## Task description
All entries below are to be set down again, identical to the source.

## Input material
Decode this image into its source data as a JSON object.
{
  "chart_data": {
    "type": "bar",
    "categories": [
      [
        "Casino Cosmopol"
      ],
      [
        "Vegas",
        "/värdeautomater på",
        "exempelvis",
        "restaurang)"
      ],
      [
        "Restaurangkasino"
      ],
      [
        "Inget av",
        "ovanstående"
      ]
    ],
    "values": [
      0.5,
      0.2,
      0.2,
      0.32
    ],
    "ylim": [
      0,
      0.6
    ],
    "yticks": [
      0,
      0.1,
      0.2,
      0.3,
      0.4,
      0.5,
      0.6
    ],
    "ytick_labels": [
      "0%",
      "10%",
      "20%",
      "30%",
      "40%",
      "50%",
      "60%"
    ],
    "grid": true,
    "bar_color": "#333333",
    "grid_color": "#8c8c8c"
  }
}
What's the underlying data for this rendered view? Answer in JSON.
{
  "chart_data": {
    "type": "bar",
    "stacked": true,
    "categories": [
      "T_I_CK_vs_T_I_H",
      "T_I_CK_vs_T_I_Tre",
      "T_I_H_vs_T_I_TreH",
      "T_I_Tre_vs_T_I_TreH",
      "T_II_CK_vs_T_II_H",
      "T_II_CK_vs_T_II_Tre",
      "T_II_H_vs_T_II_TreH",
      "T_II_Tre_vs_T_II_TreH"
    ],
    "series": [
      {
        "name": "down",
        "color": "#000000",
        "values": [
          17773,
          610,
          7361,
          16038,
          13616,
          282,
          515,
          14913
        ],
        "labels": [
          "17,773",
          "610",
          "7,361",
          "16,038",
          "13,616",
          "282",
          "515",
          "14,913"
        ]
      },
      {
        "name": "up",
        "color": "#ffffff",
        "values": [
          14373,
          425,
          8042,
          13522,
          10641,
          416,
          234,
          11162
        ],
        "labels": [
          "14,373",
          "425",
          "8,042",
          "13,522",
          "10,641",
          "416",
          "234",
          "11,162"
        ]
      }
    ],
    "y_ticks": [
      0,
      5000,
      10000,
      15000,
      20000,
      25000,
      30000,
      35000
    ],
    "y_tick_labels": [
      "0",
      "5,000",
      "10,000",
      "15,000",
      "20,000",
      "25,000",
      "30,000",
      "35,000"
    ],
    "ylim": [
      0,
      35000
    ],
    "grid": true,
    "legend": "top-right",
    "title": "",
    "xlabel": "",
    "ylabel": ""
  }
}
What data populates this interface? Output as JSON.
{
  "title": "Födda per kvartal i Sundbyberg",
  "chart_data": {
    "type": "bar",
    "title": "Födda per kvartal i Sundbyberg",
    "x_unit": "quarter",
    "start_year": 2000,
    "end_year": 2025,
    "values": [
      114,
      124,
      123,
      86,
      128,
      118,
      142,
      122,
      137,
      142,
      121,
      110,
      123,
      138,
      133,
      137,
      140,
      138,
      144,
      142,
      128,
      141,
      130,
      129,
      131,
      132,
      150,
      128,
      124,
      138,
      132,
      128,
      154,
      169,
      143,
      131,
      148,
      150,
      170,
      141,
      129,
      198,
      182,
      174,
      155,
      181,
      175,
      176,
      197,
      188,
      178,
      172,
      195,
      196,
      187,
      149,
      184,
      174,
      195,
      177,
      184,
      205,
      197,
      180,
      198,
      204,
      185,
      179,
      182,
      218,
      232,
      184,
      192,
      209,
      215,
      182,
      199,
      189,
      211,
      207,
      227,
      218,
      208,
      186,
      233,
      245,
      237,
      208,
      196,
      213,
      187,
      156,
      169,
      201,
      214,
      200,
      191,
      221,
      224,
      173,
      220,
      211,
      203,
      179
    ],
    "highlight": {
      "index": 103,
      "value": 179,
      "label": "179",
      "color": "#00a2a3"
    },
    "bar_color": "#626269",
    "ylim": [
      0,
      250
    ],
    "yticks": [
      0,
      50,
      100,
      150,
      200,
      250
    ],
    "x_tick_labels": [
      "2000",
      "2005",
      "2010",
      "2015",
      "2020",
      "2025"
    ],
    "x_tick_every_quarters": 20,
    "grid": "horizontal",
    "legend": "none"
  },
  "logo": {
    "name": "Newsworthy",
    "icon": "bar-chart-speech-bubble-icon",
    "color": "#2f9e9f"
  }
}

## Reply
Decode this image into its source data as a JSON object.
{
  "chart_data": {
    "type": "bar",
    "categories": [
      [
        "Casino Cosmopol"
      ],
      [
        "Vegas",
        "/värdeautomater på",
        "exempelvis",
        "restaurang)"
      ],
      [
        "Restaurangkasino"
      ],
      [
        "Inget av",
        "ovanstående"
      ]
    ],
    "values": [
      0.5,
      0.2,
      0.2,
      0.32
    ],
    "ylim": [
      0,
      0.6
    ],
    "yticks": [
      0,
      0.1,
      0.2,
      0.3,
      0.4,
      0.5,
      0.6
    ],
    "ytick_labels": [
      "0%",
      "10%",
      "20%",
      "30%",
      "40%",
      "50%",
      "60%"
    ],
    "grid": true,
    "bar_color": "#333333",
    "grid_color": "#8c8c8c"
  }
}
What's the underlying data for this rendered view? Answer in JSON.
{
  "chart_data": {
    "type": "bar",
    "stacked": true,
    "categories": [
      "T_I_CK_vs_T_I_H",
      "T_I_CK_vs_T_I_Tre",
      "T_I_H_vs_T_I_TreH",
      "T_I_Tre_vs_T_I_TreH",
      "T_II_CK_vs_T_II_H",
      "T_II_CK_vs_T_II_Tre",
      "T_II_H_vs_T_II_TreH",
      "T_II_Tre_vs_T_II_TreH"
    ],
    "series": [
      {
        "name": "down",
        "color": "#000000",
        "values": [
          17773,
          610,
          7361,
          16038,
          13616,
          282,
          515,
          14913
        ],
        "labels": [
          "17,773",
          "610",
          "7,361",
          "16,038",
          "13,616",
          "282",
          "515",
          "14,913"
        ]
      },
      {
        "name": "up",
        "color": "#ffffff",
        "values": [
          14373,
          425,
          8042,
          13522,
          10641,
          416,
          234,
          11162
        ],
        "labels": [
          "14,373",
          "425",
          "8,042",
          "13,522",
          "10,641",
          "416",
          "234",
          "11,162"
        ]
      }
    ],
    "y_ticks": [
      0,
      5000,
      10000,
      15000,
      20000,
      25000,
      30000,
      35000
    ],
    "y_tick_labels": [
      "0",
      "5,000",
      "10,000",
      "15,000",
      "20,000",
      "25,000",
      "30,000",
      "35,000"
    ],
    "ylim": [
      0,
      35000
    ],
    "grid": true,
    "legend": "top-right",
    "title": "",
    "xlabel": "",
    "ylabel": ""
  }
}
What data populates this interface? Output as JSON.
{
  "title": "Födda per kvartal i Sundbyberg",
  "chart_data": {
    "type": "bar",
    "title": "Födda per kvartal i Sundbyberg",
    "x_unit": "quarter",
    "start_year": 2000,
    "end_year": 2025,
    "values": [
      114,
      124,
      123,
      86,
      128,
      118,
      142,
      122,
      137,
      142,
      121,
      110,
      123,
      138,
      133,
      137,
      140,
      138,
      144,
      142,
      128,
      141,
      130,
      129,
      131,
      132,
      150,
      128,
      124,
      138,
      132,
      128,
      154,
      169,
      143,
      131,
      148,
      150,
      170,
      141,
      129,
      198,
      182,
      174,
      155,
      181,
      175,
      176,
      197,
      188,
      178,
      172,
      195,
      196,
      187,
      149,
      184,
      174,
      195,
      177,
      184,
      205,
      197,
      180,
      198,
      204,
      185,
      179,
      182,
      218,
      232,
      184,
      192,
      209,
      215,
      182,
      199,
      189,
      211,
      207,
      227,
      218,
      208,
      186,
      233,
      245,
      237,
      208,
      196,
      213,
      187,
      156,
      169,
      201,
      214,
      200,
      191,
      221,
      224,
      173,
      220,
      211,
      203,
      179
    ],
    "highlight": {
      "index": 103,
      "value": 179,
      "label": "179",
      "color": "#00a2a3"
    },
    "bar_color": "#626269",
    "ylim": [
      0,
      250
    ],
    "yticks": [
      0,
      50,
      100,
      150,
      200,
      250
    ],
    "x_tick_labels": [
      "2000",
      "2005",
      "2010",
      "2015",
      "2020",
      "2025"
    ],
    "x_tick_every_quarters": 20,
    "grid": "horizontal",
    "legend": "none"
  },
  "logo": {
    "name": "Newsworthy",
    "icon": "bar-chart-speech-bubble-icon",
    "color": "#2f9e9f"
  }
}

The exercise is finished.